▸ **Work to be completed**: Copy the lines holding the word "JSON", all of them.

^^^^^^^^^^^^^^^^

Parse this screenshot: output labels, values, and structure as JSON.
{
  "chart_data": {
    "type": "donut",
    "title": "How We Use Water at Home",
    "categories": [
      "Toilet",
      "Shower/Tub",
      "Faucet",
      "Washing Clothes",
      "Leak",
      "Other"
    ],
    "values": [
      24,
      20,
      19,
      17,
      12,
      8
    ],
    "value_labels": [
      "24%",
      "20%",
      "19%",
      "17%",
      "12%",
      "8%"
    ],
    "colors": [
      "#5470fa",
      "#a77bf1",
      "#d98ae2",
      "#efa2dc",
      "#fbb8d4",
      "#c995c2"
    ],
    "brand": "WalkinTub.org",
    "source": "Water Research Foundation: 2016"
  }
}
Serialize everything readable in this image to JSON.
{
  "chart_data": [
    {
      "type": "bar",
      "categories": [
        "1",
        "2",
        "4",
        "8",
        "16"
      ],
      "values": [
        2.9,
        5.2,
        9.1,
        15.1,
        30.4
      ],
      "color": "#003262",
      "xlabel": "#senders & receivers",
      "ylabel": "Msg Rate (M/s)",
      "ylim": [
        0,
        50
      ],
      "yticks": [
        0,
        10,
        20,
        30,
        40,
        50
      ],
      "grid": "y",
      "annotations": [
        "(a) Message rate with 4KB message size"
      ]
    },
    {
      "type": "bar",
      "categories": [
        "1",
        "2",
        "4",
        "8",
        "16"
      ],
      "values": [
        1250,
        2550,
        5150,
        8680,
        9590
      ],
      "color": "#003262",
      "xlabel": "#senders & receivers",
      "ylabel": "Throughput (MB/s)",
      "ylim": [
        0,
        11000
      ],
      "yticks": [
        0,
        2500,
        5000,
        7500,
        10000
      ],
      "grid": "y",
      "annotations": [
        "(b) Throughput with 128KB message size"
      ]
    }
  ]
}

^^^^^^^^^^^^^^^^

▸ **Final result**:
Parse this screenshot: output labels, values, and structure as JSON.
Serialize everything readable in this image to JSON.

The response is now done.